[Saved entries]

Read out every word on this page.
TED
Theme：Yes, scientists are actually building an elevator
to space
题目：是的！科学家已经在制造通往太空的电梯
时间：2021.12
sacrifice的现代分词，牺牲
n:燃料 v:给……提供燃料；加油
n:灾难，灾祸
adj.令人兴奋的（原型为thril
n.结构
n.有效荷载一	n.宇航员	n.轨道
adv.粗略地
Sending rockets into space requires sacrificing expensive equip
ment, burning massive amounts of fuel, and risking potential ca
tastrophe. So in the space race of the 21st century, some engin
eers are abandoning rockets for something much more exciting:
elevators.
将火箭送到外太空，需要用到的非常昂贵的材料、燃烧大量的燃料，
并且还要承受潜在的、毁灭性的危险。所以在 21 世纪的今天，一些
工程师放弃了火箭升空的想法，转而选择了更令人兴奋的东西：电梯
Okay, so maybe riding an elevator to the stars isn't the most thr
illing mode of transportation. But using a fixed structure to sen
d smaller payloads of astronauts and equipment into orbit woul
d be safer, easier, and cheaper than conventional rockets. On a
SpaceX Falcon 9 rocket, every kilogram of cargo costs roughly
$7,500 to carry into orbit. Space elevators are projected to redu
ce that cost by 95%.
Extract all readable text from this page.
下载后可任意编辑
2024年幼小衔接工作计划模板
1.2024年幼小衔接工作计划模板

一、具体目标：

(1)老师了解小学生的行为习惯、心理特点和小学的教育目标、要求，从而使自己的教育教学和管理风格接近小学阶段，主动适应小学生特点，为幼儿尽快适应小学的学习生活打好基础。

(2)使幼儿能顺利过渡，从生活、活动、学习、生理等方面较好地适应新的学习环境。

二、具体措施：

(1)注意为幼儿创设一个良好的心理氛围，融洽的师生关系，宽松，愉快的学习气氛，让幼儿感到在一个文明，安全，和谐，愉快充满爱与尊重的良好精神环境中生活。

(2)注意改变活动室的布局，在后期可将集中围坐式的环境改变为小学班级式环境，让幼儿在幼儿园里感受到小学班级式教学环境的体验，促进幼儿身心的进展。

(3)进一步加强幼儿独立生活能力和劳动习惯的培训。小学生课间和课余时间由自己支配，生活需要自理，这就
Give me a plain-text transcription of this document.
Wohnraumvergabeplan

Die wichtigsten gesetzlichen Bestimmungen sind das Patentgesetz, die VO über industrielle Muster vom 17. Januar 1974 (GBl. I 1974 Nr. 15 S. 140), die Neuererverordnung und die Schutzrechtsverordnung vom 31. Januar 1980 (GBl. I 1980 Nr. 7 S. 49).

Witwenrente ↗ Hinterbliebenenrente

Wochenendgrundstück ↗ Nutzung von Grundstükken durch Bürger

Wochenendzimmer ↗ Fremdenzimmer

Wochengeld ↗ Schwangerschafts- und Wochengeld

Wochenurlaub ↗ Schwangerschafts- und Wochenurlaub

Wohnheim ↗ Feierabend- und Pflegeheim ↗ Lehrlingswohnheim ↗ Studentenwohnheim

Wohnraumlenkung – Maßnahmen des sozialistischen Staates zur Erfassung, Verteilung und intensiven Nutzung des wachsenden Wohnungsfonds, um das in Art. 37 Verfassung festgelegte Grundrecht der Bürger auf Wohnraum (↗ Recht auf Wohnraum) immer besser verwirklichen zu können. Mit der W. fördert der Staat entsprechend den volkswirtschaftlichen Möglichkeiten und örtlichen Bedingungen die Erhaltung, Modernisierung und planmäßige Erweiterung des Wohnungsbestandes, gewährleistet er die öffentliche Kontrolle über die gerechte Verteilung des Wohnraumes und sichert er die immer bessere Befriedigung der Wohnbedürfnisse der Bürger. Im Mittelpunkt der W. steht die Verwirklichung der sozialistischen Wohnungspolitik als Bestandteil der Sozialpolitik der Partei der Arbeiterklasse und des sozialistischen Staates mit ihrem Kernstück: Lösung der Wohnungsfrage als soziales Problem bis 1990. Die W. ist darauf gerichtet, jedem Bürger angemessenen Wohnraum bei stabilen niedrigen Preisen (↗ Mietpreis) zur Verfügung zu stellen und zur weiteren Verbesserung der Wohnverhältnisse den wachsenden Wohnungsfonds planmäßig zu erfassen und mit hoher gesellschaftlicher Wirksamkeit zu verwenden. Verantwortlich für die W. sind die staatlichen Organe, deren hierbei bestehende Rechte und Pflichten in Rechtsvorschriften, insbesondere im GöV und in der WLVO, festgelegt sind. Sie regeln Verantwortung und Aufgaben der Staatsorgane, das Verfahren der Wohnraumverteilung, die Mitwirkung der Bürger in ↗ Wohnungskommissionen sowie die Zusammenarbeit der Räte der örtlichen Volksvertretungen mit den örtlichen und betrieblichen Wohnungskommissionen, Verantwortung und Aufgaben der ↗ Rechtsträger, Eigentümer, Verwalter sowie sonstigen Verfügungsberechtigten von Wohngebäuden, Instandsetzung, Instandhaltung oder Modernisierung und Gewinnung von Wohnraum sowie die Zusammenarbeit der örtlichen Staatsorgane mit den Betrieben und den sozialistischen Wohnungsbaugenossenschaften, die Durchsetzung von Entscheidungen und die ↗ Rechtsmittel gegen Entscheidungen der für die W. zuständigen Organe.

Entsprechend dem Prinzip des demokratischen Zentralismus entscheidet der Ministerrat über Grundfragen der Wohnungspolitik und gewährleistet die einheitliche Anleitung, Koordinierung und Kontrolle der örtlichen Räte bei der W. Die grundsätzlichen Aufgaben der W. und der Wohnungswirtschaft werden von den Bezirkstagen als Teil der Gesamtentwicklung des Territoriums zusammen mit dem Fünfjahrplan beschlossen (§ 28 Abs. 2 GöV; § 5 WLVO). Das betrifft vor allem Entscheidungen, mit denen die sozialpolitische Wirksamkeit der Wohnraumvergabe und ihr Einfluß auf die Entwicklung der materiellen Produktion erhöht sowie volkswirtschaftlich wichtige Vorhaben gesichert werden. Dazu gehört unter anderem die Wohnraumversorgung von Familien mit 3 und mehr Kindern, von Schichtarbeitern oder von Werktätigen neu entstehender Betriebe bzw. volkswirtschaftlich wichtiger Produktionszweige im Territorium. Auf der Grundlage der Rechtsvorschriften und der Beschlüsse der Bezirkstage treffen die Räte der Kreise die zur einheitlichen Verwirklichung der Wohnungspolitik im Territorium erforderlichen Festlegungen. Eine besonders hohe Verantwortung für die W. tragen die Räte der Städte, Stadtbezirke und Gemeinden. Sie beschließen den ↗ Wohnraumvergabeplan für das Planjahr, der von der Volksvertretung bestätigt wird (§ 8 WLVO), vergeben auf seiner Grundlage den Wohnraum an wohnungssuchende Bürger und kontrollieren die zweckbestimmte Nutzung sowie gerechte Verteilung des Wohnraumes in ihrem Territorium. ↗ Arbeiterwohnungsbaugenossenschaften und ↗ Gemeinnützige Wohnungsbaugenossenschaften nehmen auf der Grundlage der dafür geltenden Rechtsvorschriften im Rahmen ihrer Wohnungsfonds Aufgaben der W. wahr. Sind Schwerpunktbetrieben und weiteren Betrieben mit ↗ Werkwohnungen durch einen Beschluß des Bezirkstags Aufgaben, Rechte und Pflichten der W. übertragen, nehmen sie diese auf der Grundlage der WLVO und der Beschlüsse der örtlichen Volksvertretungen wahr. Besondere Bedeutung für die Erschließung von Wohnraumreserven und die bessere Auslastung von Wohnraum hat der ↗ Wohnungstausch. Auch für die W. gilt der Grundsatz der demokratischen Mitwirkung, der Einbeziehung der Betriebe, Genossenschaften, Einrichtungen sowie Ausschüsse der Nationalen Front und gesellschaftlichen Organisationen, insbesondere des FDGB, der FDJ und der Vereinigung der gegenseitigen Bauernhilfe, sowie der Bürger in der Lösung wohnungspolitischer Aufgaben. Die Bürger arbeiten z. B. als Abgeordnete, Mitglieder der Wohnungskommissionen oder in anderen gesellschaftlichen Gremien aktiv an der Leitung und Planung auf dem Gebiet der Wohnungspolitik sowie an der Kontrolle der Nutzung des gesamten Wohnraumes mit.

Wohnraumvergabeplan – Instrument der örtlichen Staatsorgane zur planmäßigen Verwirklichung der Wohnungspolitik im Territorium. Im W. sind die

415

## Instructions to follow
Give only the number of lines in the records that contain the string "into".

## Response for this exercise
3